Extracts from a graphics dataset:
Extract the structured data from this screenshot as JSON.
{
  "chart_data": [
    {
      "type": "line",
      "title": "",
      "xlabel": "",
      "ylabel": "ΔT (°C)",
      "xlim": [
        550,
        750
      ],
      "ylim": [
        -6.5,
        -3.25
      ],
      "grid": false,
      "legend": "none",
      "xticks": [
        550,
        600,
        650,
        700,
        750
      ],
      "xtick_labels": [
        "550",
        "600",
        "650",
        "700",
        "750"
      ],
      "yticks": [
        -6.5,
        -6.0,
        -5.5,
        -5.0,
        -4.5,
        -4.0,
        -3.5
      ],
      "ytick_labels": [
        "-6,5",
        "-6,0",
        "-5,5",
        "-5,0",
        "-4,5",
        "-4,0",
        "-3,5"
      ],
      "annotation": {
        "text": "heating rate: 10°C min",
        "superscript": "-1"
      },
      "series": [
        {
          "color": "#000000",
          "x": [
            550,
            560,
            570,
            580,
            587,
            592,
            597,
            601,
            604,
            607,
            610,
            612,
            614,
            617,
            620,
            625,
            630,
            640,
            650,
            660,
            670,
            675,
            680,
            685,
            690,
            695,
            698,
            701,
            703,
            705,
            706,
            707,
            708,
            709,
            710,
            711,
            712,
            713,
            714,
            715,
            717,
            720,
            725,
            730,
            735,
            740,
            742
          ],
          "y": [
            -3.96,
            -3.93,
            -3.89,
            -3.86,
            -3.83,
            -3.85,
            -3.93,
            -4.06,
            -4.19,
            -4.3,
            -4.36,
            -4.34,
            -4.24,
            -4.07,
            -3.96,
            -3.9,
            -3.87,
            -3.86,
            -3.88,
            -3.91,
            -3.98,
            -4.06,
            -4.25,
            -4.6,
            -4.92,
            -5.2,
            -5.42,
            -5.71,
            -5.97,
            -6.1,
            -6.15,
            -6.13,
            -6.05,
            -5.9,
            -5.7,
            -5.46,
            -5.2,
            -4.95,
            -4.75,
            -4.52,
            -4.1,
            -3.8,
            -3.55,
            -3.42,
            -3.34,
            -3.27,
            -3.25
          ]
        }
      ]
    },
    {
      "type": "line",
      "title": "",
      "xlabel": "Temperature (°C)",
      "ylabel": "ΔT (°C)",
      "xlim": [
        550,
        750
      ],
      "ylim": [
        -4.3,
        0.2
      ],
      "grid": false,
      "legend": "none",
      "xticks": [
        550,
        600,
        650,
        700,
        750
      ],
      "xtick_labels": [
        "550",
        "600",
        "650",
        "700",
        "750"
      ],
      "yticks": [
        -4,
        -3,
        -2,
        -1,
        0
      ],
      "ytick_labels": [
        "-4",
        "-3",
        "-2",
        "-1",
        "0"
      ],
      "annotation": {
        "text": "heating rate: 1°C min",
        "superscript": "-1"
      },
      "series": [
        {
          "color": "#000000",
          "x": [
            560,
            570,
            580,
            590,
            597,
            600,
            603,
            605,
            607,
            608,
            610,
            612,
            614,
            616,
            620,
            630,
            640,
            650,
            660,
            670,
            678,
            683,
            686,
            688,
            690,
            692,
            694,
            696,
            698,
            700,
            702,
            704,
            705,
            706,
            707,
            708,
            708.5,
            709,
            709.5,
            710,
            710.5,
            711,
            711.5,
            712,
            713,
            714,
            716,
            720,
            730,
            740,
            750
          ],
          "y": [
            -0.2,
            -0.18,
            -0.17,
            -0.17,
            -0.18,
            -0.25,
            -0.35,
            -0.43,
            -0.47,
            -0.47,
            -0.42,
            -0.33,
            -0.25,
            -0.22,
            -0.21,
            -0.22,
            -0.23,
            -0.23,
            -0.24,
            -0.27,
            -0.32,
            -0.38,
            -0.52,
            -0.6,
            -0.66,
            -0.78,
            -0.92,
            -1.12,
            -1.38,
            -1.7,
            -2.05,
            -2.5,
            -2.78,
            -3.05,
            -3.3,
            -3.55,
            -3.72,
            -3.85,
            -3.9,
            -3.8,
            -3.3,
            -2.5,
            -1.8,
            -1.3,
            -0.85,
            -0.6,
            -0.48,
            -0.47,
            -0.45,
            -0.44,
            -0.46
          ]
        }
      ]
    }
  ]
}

* [Do this]
Print every line of the records exactly. Omit nothing.

* [Answer below]
Extract the structured data from this screenshot as JSON.
{
  "chart_data": [
    {
      "type": "line",
      "title": "",
      "xlabel": "",
      "ylabel": "ΔT (°C)",
      "xlim": [
        550,
        750
      ],
      "ylim": [
        -6.5,
        -3.25
      ],
      "grid": false,
      "legend": "none",
      "xticks": [
        550,
        600,
        650,
        700,
        750
      ],
      "xtick_labels": [
        "550",
        "600",
        "650",
        "700",
        "750"
      ],
      "yticks": [
        -6.5,
        -6.0,
        -5.5,
        -5.0,
        -4.5,
        -4.0,
        -3.5
      ],
      "ytick_labels": [
        "-6,5",
        "-6,0",
        "-5,5",
        "-5,0",
        "-4,5",
        "-4,0",
        "-3,5"
      ],
      "annotation": {
        "text": "heating rate: 10°C min",
        "superscript": "-1"
      },
      "series": [
        {
          "color": "#000000",
          "x": [
            550,
            560,
            570,
            580,
            587,
            592,
            597,
            601,
            604,
            607,
            610,
            612,
            614,
            617,
            620,
            625,
            630,
            640,
            650,
            660,
            670,
            675,
            680,
            685,
            690,
            695,
            698,
            701,
            703,
            705,
            706,
            707,
            708,
            709,
            710,
            711,
            712,
            713,
            714,
            715,
            717,
            720,
            725,
            730,
            735,
            740,
            742
          ],
          "y": [
            -3.96,
            -3.93,
            -3.89,
            -3.86,
            -3.83,
            -3.85,
            -3.93,
            -4.06,
            -4.19,
            -4.3,
            -4.36,
            -4.34,
            -4.24,
            -4.07,
            -3.96,
            -3.9,
            -3.87,
            -3.86,
            -3.88,
            -3.91,
            -3.98,
            -4.06,
            -4.25,
            -4.6,
            -4.92,
            -5.2,
            -5.42,
            -5.71,
            -5.97,
            -6.1,
            -6.15,
            -6.13,
            -6.05,
            -5.9,
            -5.7,
            -5.46,
            -5.2,
            -4.95,
            -4.75,
            -4.52,
            -4.1,
            -3.8,
            -3.55,
            -3.42,
            -3.34,
            -3.27,
            -3.25
          ]
        }
      ]
    },
    {
      "type": "line",
      "title": "",
      "xlabel": "Temperature (°C)",
      "ylabel": "ΔT (°C)",
      "xlim": [
        550,
        750
      ],
      "ylim": [
        -4.3,
        0.2
      ],
      "grid": false,
      "legend": "none",
      "xticks": [
        550,
        600,
        650,
        700,
        750
      ],
      "xtick_labels": [
        "550",
        "600",
        "650",
        "700",
        "750"
      ],
      "yticks": [
        -4,
        -3,
        -2,
        -1,
        0
      ],
      "ytick_labels": [
        "-4",
        "-3",
        "-2",
        "-1",
        "0"
      ],
      "annotation": {
        "text": "heating rate: 1°C min",
        "superscript": "-1"
      },
      "series": [
        {
          "color": "#000000",
          "x": [
            560,
            570,
            580,
            590,
            597,
            600,
            603,
            605,
            607,
            608,
            610,
            612,
            614,
            616,
            620,
            630,
            640,
            650,
            660,
            670,
            678,
            683,
            686,
            688,
            690,
            692,
            694,
            696,
            698,
            700,
            702,
            704,
            705,
            706,
            707,
            708,
            708.5,
            709,
            709.5,
            710,
            710.5,
            711,
            711.5,
            712,
            713,
            714,
            716,
            720,
            730,
            740,
            750
          ],
          "y": [
            -0.2,
            -0.18,
            -0.17,
            -0.17,
            -0.18,
            -0.25,
            -0.35,
            -0.43,
            -0.47,
            -0.47,
            -0.42,
            -0.33,
            -0.25,
            -0.22,
            -0.21,
            -0.22,
            -0.23,
            -0.23,
            -0.24,
            -0.27,
            -0.32,
            -0.38,
            -0.52,
            -0.6,
            -0.66,
            -0.78,
            -0.92,
            -1.12,
            -1.38,
            -1.7,
            -2.05,
            -2.5,
            -2.78,
            -3.05,
            -3.3,
            -3.55,
            -3.72,
            -3.85,
            -3.9,
            -3.8,
            -3.3,
            -2.5,
            -1.8,
            -1.3,
            -0.85,
            -0.6,
            -0.48,
            -0.47,
            -0.45,
            -0.44,
            -0.46
          ]
        }
      ]
    }
  ]
}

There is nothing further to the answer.